§ Énoncé:
Indiquez si chacune des affirmations suivantes concorde avec le texte sur l’ordonnance relative à l’habitat indigne. Répondez par oui ou non, puis citez mot pour mot le passage décisif.
1. L’ordonnance a été publiée au Journal officiel le 17 septembre.
2. L’ordonnance s’appuie sur l’article 198 de la loi ÉLAN.
3. L’un des objectifs de l’ordonnance est d’organiser la lutte contre l’habitat indigne à l’échelon départemental.

§ Bloc de texte:
L’ordonnance n° 2020-1144, publiée le 17 septembre au Journal officiel, est prise sur le fondement de l’article 198 de la loi portant évolution du logement, de l’aménagement et du numérique, dite loi ÉLAN (L. n° 2018-1021, 23 nov. 2018, JO 24 nov., art. 198). Cet article habilitait le Gouvernement à prendre des mesures pour améliorer et renforcer la lutte contre l’habitat indigne.
 
Trois objectifs poursuivis par l’ordonnance :
- harmoniser et simplifier les polices administratives spéciales de lutte contre l’habitat indigne ;
- permettre aux maires de mieux traiter les situations d’urgence ;
- favoriser l’organisation au niveau intercommunal des moyens et outils de lutte contre l’habitat indigne.

§ Données affichées:

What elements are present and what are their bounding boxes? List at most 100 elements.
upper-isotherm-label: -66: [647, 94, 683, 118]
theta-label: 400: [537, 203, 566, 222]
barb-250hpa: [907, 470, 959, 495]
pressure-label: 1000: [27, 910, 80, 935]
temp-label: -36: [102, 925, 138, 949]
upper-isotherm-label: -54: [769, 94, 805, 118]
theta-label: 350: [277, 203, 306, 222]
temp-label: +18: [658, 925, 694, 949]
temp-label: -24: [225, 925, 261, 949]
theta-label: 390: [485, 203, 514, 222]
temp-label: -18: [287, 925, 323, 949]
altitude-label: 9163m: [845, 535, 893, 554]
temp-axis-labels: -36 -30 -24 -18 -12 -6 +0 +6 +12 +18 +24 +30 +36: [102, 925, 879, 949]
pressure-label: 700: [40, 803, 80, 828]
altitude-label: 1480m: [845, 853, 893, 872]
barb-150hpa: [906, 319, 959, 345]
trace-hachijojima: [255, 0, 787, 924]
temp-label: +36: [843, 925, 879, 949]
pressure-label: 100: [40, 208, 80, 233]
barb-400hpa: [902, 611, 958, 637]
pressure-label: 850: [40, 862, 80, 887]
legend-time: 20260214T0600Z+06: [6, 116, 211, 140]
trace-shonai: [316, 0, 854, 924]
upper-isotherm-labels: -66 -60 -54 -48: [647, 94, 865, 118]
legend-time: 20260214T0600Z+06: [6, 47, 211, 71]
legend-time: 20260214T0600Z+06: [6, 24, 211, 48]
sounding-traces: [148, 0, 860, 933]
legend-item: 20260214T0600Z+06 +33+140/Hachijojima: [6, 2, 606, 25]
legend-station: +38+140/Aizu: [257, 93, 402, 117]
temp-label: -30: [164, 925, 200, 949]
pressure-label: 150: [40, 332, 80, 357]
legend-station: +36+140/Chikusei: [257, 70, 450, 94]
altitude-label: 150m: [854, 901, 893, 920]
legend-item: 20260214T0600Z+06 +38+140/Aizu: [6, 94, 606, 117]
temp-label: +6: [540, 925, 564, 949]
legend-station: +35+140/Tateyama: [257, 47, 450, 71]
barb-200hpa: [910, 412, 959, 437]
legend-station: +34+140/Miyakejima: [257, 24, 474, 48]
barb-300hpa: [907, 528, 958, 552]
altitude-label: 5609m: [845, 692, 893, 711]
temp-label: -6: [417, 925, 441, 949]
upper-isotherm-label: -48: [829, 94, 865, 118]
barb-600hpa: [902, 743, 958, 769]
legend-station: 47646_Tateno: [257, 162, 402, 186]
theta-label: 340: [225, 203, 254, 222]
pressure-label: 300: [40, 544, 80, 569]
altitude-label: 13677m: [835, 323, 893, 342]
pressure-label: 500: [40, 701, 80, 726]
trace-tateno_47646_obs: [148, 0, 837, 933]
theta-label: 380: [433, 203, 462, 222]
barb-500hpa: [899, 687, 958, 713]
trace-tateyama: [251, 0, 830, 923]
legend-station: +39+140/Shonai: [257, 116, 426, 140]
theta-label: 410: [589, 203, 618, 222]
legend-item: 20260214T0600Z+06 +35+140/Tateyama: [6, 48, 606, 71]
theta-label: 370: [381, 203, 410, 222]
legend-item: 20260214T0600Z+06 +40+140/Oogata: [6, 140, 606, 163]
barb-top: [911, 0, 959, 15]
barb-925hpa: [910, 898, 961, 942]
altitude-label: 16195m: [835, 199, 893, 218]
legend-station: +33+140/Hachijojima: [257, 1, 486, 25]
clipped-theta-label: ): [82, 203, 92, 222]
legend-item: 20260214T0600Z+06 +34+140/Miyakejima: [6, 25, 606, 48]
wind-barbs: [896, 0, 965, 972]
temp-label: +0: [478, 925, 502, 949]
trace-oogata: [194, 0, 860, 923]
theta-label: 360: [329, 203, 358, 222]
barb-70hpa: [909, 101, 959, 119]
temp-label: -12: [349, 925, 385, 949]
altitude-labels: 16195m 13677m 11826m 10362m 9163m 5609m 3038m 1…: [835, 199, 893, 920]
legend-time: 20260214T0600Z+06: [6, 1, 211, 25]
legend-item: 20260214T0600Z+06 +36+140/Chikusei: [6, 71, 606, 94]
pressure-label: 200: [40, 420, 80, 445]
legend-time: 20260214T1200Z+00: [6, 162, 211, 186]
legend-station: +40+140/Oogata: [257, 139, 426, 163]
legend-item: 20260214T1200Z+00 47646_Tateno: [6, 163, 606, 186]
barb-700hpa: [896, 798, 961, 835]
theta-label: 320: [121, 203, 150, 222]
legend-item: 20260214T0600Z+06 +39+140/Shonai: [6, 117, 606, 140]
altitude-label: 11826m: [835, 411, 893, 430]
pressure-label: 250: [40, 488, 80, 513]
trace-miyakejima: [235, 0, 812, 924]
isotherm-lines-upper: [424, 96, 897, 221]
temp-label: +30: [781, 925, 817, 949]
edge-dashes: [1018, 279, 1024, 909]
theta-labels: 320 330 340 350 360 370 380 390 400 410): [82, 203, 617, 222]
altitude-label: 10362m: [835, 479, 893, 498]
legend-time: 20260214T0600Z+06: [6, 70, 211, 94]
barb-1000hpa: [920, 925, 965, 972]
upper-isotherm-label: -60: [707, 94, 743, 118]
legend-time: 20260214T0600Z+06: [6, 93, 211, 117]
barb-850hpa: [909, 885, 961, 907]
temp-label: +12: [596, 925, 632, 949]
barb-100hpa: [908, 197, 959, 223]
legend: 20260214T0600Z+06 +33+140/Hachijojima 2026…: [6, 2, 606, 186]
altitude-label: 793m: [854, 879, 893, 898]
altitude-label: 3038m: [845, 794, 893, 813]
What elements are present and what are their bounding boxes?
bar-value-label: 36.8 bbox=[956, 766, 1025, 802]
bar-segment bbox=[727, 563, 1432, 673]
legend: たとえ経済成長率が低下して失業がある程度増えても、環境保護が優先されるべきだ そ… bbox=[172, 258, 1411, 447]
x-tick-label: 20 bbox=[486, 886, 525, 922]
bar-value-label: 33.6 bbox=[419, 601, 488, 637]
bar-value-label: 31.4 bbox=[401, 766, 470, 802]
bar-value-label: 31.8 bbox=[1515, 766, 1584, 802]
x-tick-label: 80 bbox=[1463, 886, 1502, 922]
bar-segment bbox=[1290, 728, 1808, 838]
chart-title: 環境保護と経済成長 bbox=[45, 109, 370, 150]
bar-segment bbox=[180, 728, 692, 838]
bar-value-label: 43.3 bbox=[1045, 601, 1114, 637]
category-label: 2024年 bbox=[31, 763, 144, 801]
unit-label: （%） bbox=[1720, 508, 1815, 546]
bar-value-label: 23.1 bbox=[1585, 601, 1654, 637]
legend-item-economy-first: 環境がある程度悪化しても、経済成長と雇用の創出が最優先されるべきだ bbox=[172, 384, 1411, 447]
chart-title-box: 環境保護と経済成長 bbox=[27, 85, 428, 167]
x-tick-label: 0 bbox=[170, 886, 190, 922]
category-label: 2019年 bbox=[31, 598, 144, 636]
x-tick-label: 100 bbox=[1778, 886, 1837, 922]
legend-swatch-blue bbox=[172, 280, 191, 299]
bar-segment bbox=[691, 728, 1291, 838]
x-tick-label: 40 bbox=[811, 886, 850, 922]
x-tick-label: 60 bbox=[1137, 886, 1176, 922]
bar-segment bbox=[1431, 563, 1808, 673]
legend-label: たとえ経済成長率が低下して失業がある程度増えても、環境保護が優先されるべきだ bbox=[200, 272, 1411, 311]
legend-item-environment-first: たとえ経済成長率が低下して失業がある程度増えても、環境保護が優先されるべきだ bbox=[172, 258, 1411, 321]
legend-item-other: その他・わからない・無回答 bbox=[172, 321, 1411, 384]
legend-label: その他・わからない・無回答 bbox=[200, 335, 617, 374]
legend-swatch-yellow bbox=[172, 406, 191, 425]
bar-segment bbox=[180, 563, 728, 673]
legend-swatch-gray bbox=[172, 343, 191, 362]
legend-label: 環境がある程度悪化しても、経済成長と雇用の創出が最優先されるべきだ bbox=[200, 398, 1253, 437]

§ Résultat attendu:
1. Oui : « publiée le 17 septembre au Journal officiel »
2. Oui : « est prise sur le fondement de l’article 198 de la loi portant évolution du logement, de l’aménagement et du numérique, dite loi ÉLAN »
3. Non : « favoriser l’organisation au niveau intercommunal des moyens et outils de lutte contre l’habitat indigne »